Transcribe every record that appears below, exactly and in full.
────────
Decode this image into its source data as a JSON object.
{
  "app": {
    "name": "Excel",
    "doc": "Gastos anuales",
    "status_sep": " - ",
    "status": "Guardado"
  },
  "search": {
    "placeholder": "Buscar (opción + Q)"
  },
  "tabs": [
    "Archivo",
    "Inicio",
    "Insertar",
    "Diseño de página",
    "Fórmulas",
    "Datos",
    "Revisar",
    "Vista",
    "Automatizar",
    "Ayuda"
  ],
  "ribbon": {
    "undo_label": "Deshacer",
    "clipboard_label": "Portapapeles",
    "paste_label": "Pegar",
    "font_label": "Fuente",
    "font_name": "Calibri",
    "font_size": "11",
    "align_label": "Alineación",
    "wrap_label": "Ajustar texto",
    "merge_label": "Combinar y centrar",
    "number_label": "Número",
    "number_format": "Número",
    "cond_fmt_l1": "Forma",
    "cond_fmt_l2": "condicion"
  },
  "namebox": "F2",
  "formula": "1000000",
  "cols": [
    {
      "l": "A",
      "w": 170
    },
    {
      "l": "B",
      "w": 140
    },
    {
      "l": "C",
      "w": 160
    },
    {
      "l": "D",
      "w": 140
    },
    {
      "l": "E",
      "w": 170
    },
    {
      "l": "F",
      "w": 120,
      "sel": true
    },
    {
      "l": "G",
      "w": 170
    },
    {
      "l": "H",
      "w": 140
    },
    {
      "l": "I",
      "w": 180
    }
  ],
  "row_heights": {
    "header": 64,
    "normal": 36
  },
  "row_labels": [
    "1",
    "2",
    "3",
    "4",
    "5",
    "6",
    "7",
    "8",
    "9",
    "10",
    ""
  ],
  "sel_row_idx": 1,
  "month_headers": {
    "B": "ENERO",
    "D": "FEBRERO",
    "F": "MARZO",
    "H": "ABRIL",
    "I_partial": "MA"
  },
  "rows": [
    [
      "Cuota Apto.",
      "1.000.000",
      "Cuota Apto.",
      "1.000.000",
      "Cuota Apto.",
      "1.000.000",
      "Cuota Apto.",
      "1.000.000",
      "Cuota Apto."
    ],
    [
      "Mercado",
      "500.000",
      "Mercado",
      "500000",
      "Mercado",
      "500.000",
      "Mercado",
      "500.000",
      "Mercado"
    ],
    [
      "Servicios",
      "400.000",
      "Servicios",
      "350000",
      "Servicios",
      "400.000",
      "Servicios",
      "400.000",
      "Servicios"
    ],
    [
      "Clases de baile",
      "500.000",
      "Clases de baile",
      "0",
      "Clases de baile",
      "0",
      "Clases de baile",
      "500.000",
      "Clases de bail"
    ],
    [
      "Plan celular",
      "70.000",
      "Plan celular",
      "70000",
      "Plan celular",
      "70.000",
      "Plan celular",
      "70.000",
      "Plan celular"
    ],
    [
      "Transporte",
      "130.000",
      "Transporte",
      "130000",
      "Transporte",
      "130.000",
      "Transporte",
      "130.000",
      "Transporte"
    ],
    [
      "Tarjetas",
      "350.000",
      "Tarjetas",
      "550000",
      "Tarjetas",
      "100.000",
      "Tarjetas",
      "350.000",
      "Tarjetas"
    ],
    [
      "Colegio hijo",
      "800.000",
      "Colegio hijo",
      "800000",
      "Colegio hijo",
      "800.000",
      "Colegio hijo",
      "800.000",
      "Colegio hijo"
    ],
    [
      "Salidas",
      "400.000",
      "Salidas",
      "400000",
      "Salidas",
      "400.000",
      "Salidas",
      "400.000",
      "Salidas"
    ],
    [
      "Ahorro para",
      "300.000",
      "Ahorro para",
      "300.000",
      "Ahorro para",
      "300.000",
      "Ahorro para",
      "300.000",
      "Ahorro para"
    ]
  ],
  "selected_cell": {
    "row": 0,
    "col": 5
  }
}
────────
SOLUTION FOR THIS EXERCISE -
Decode this image into its source data as a JSON object.
{
  "app": {
    "name": "Excel",
    "doc": "Gastos anuales",
    "status_sep": " - ",
    "status": "Guardado"
  },
  "search": {
    "placeholder": "Buscar (opción + Q)"
  },
  "tabs": [
    "Archivo",
    "Inicio",
    "Insertar",
    "Diseño de página",
    "Fórmulas",
    "Datos",
    "Revisar",
    "Vista",
    "Automatizar",
    "Ayuda"
  ],
  "ribbon": {
    "undo_label": "Deshacer",
    "clipboard_label": "Portapapeles",
    "paste_label": "Pegar",
    "font_label": "Fuente",
    "font_name": "Calibri",
    "font_size": "11",
    "align_label": "Alineación",
    "wrap_label": "Ajustar texto",
    "merge_label": "Combinar y centrar",
    "number_label": "Número",
    "number_format": "Número",
    "cond_fmt_l1": "Forma",
    "cond_fmt_l2": "condicion"
  },
  "namebox": "F2",
  "formula": "1000000",
  "cols": [
    {
      "l": "A",
      "w": 170
    },
    {
      "l": "B",
      "w": 140
    },
    {
      "l": "C",
      "w": 160
    },
    {
      "l": "D",
      "w": 140
    },
    {
      "l": "E",
      "w": 170
    },
    {
      "l": "F",
      "w": 120,
      "sel": true
    },
    {
      "l": "G",
      "w": 170
    },
    {
      "l": "H",
      "w": 140
    },
    {
      "l": "I",
      "w": 180
    }
  ],
  "row_heights": {
    "header": 64,
    "normal": 36
  },
  "row_labels": [
    "1",
    "2",
    "3",
    "4",
    "5",
    "6",
    "7",
    "8",
    "9",
    "10",
    ""
  ],
  "sel_row_idx": 1,
  "month_headers": {
    "B": "ENERO",
    "D": "FEBRERO",
    "F": "MARZO",
    "H": "ABRIL",
    "I_partial": "MA"
  },
  "rows": [
    [
      "Cuota Apto.",
      "1.000.000",
      "Cuota Apto.",
      "1.000.000",
      "Cuota Apto.",
      "1.000.000",
      "Cuota Apto.",
      "1.000.000",
      "Cuota Apto."
    ],
    [
      "Mercado",
      "500.000",
      "Mercado",
      "500000",
      "Mercado",
      "500.000",
      "Mercado",
      "500.000",
      "Mercado"
    ],
    [
      "Servicios",
      "400.000",
      "Servicios",
      "350000",
      "Servicios",
      "400.000",
      "Servicios",
      "400.000",
      "Servicios"
    ],
    [
      "Clases de baile",
      "500.000",
      "Clases de baile",
      "0",
      "Clases de baile",
      "0",
      "Clases de baile",
      "500.000",
      "Clases de bail"
    ],
    [
      "Plan celular",
      "70.000",
      "Plan celular",
      "70000",
      "Plan celular",
      "70.000",
      "Plan celular",
      "70.000",
      "Plan celular"
    ],
    [
      "Transporte",
      "130.000",
      "Transporte",
      "130000",
      "Transporte",
      "130.000",
      "Transporte",
      "130.000",
      "Transporte"
    ],
    [
      "Tarjetas",
      "350.000",
      "Tarjetas",
      "550000",
      "Tarjetas",
      "100.000",
      "Tarjetas",
      "350.000",
      "Tarjetas"
    ],
    [
      "Colegio hijo",
      "800.000",
      "Colegio hijo",
      "800000",
      "Colegio hijo",
      "800.000",
      "Colegio hijo",
      "800.000",
      "Colegio hijo"
    ],
    [
      "Salidas",
      "400.000",
      "Salidas",
      "400000",
      "Salidas",
      "400.000",
      "Salidas",
      "400.000",
      "Salidas"
    ],
    [
      "Ahorro para",
      "300.000",
      "Ahorro para",
      "300.000",
      "Ahorro para",
      "300.000",
      "Ahorro para",
      "300.000",
      "Ahorro para"
    ]
  ],
  "selected_cell": {
    "row": 0,
    "col": 5
  }
}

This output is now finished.